**Text for analysis:**

##############################

In an effort to bolster the potential population of talented cyber security defenders, BT works with the Institute of Information Security Professionals and recently its support for the Cyber Security Challenge – a U.K.-government backed initiative to find new cyber talent through a series of online games and competitions.

Creating a talented pool of future cyber defenders is imperative, because of the ever-escalating “arms race” between companies and attackers:  Attackers only need to find one route in, but security must cover all of them all the time. Every advance in security and defense has been matched by those seeking to get round it; vice-versa, every new attack from the criminal world has been met by that insecurity. In addition, companies will need to create over-arching defense strategies that include technology and far-reaching defense policies that take into account the “human factor” of their customers and aimed at educating them to the dangers that they face in being too open on the network.

By supporting in the Cyber Security Challenge and other initiatives, we hope to see the recruitment of future cyber defense talent grow.

Tuesday, August 23, 2011

Is Internet Filtering Effective?

By Sushila Nair, Product Manager, BT Counterpane

Ubiquitous connectivity to the Internet has fast become an expectation. In Estonia, France, Spain, Finland and Greece Internet access has been made a human right. It is estimated that there are 360,985,492 Internet users, approximately 30% of the world’s population. Never before have we had the capability to reach so much of the world’s population.

It is a very exciting time but the Internet has exposed myriad of issues everything from copyright violations to work productivity. The question becomes, how we control who does what and when and determine the effectiveness of filtering.  Does it work?

##############################

**Records provided:**
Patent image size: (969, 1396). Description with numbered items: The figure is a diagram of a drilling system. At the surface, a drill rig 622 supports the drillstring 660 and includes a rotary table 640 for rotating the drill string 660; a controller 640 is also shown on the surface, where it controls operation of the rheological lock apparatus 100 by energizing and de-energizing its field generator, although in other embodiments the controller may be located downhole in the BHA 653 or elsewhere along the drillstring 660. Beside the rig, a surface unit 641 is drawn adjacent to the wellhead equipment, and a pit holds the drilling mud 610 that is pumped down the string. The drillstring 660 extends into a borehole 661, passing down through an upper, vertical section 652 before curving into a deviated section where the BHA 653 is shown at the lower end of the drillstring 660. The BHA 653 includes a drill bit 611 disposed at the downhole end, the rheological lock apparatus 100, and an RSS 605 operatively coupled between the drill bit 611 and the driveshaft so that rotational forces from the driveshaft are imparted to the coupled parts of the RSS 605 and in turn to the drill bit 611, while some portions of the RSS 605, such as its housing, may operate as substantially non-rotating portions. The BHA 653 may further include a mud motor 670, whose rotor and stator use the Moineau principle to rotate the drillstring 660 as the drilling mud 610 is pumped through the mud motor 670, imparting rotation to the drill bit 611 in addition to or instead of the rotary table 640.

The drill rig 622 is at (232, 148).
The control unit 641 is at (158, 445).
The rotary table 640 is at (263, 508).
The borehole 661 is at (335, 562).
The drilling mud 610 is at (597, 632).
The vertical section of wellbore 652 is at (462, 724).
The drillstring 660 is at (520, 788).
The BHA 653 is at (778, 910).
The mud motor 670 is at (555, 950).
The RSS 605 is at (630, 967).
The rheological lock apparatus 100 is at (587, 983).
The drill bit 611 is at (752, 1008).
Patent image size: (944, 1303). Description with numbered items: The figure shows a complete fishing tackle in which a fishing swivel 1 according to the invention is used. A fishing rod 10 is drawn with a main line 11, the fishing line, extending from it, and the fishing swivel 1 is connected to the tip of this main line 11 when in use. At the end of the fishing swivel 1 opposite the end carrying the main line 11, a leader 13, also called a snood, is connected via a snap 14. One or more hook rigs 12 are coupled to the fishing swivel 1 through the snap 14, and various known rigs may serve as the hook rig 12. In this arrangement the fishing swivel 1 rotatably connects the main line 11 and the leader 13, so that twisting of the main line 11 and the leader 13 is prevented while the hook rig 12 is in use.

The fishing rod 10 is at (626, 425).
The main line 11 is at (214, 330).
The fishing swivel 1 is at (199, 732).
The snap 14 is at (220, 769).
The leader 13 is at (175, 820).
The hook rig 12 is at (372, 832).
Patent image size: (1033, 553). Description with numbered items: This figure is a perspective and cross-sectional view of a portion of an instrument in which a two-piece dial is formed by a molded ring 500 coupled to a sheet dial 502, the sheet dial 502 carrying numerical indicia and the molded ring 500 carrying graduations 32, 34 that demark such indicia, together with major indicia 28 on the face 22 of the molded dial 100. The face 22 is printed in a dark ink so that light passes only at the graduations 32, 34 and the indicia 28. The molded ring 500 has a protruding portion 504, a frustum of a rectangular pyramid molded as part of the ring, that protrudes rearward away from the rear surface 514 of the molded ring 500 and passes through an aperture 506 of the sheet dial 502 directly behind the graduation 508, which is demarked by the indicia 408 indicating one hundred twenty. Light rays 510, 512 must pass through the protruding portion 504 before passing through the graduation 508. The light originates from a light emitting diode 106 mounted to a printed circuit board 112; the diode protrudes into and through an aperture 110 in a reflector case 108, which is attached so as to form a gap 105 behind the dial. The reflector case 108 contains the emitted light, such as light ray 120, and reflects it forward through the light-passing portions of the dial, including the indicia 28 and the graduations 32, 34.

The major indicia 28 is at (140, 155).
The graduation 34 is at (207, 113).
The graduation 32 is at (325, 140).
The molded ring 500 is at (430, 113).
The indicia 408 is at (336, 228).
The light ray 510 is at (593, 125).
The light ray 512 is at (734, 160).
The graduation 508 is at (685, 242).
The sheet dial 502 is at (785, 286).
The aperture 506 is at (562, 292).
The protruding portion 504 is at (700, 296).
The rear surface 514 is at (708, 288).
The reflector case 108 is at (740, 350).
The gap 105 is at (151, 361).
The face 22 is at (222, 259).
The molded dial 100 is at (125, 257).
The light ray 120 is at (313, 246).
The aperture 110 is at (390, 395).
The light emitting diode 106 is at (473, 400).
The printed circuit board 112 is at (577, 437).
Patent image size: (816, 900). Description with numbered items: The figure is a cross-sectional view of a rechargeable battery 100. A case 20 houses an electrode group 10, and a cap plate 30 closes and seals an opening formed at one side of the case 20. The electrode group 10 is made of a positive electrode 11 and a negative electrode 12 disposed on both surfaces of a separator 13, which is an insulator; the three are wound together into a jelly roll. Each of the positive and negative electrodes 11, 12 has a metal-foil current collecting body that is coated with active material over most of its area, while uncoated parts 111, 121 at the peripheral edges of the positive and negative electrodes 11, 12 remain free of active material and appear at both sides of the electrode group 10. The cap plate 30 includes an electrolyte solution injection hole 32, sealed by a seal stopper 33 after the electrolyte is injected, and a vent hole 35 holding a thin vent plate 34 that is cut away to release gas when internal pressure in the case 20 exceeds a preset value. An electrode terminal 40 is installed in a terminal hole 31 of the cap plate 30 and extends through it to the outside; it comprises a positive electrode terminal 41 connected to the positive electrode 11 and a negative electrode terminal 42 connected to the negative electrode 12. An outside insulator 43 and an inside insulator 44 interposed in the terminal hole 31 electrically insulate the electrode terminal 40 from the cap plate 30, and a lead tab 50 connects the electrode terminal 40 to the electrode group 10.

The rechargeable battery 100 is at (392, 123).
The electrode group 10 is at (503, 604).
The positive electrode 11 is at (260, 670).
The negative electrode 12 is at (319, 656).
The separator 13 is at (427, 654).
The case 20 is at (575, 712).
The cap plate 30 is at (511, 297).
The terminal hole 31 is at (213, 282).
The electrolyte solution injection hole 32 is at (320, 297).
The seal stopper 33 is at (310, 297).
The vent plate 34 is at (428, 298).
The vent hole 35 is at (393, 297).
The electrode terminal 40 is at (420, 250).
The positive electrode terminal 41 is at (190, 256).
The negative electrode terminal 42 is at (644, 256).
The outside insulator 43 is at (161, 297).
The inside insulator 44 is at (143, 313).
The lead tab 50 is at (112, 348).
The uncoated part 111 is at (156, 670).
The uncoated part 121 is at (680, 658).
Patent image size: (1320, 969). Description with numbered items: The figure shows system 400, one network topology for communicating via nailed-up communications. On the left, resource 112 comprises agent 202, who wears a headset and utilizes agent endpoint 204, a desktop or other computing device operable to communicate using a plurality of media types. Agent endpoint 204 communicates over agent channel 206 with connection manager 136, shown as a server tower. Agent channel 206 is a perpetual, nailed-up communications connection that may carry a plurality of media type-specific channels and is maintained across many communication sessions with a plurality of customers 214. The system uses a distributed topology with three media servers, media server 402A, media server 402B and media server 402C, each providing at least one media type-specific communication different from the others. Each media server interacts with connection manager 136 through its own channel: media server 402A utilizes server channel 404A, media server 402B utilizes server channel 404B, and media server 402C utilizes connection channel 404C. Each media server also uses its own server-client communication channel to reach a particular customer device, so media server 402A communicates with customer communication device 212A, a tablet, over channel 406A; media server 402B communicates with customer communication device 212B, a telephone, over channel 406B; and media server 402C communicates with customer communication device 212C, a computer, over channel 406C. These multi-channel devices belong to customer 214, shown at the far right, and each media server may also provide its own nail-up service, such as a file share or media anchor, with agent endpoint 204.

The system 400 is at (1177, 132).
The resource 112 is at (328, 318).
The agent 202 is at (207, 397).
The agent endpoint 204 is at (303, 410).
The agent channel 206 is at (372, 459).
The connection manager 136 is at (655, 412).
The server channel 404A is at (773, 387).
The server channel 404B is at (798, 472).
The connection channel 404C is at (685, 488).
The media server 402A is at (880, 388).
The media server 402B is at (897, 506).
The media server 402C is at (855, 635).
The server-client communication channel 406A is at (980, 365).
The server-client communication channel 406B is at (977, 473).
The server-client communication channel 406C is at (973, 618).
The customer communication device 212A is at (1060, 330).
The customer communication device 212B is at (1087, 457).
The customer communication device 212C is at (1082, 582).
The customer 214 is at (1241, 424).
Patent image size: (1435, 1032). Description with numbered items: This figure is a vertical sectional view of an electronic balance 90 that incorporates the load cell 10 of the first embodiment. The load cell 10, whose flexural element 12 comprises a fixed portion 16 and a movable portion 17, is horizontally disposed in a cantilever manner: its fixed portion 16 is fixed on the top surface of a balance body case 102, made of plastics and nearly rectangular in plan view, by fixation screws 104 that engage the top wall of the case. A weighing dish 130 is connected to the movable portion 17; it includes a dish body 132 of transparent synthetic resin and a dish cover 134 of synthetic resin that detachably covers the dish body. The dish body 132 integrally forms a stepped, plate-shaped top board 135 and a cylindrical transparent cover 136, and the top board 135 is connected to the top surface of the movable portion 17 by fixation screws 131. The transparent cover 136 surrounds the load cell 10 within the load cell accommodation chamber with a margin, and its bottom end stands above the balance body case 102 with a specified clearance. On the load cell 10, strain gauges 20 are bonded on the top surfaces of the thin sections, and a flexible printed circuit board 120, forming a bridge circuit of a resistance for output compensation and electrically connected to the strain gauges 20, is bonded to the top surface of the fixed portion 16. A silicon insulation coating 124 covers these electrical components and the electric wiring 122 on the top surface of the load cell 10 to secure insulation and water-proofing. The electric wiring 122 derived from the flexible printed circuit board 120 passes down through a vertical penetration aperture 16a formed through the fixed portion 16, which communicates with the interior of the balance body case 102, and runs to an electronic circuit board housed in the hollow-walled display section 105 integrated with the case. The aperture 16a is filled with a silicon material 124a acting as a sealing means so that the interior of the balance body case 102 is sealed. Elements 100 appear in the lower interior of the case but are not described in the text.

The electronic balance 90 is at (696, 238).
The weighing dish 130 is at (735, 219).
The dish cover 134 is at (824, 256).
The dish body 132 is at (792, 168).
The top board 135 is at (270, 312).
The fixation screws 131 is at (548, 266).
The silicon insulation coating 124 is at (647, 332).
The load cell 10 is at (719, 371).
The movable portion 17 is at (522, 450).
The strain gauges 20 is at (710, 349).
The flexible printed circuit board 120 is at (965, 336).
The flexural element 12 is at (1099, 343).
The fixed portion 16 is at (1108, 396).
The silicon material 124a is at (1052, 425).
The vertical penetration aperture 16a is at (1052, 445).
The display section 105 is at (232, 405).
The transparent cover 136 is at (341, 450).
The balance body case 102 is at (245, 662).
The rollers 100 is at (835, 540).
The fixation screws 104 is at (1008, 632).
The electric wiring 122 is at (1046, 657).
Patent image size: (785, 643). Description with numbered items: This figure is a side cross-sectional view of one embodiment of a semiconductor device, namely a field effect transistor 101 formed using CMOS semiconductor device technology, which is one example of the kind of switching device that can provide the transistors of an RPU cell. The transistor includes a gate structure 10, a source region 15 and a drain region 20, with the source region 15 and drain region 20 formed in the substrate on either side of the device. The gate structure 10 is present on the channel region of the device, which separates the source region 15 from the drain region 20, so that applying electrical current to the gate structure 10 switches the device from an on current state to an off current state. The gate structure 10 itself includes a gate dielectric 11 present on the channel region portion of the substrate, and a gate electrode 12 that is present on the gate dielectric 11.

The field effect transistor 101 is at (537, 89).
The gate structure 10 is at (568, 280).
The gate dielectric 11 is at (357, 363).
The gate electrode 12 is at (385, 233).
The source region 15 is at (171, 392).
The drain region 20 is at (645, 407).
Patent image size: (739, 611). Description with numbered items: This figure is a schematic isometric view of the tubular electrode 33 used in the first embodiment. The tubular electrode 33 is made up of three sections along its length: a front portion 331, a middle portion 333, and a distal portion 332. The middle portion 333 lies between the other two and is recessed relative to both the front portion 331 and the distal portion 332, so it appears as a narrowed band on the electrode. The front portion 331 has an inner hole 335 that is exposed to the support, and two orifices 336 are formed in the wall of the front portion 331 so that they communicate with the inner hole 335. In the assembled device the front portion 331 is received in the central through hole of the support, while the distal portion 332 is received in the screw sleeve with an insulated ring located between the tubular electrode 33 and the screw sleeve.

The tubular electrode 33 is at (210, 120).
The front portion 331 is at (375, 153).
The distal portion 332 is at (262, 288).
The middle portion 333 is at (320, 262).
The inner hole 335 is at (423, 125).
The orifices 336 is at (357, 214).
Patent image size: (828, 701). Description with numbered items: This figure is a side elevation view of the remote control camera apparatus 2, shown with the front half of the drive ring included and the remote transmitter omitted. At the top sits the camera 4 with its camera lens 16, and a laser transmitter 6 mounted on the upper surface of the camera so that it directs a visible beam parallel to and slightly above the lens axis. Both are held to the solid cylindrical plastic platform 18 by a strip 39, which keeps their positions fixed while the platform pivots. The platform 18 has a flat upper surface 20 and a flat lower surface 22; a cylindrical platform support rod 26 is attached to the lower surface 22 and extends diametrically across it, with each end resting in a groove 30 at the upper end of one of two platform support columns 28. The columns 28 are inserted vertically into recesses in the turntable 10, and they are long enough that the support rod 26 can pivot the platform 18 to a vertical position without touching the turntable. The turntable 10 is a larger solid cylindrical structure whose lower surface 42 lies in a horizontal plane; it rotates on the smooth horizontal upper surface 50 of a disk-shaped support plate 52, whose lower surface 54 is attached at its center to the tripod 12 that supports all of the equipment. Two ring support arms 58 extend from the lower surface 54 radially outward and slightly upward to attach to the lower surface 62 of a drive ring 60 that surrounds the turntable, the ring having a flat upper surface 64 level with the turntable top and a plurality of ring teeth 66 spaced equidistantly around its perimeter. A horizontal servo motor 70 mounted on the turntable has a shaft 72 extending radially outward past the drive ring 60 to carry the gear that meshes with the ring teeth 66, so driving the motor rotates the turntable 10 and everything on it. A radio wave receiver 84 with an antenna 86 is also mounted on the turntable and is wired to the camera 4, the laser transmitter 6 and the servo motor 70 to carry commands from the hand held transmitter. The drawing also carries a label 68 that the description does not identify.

##############################

**Action item:** Continue the blog text on cyber security and Internet filtering, starting right after its closing question "Does it work?"

**Written answer:**
The OpenNet Initiative (ONI) announced that 25 countries around the world, out of 41 surveyed, block or filter Internet content, indicating a global trend towards Internet censorship. 

In fact, the Australian Federal Government has announced its intention to introduce new legislation to compel Australian Internet Service Providers (ISPs) to filter all information transfer in Australia, with the intent of stopping the general public from accessing selected information.

Some of the other countries that implement filtering include China, Saudi Arabia and Burma, China, Iran, Pakistan and South Korea. Even the UK, as a result of the London riots, is exploring whether to turn off social networks or stop people texting during times of social unrest. David Cameron the UK prime minister said the intelligence services and the police were exploring whether it was “right and possible” to cut off those plotting violence. Just recently, the UK high court ruled that BT must block access to the site Newzbin which is seen as a land mark ruling for content providers and increases the likelihood of a growth of Internet filtering through ISPs.

The questions surrounding filtering are many. Beyond the ethics of filtering is how to implement filtering without it being easily defeated and does not create a bottleneck.

List based filtering schemes, which are built on reporting by the general public and auctioning by a government-nominated organization struggle to keep up with the pace and volume at which content is added to the Internet.

Static lists can only capture a small fraction of the material that would be classified as harmful. Dynamic content generation and the use of dynamic addressing adds further complexity. The ease at which a list-based filter can be defeated by using a proxy further limits the effectiveness of any such scheme.

There is no doubt that Internet regulation is only likely to grow, given the importance and far reaching capabilities of the medium. With this growth we’ll see new and more innovative trends in filtering where content producers may deny access to their material to specific geographic locales such as BBC Iplayer and more intelligent, automated methods exist for detecting content and building lists.

No doubt however encrypted traffic, proxy services and other methods for defeating filters will also grow in sophistication. And so the battle continues!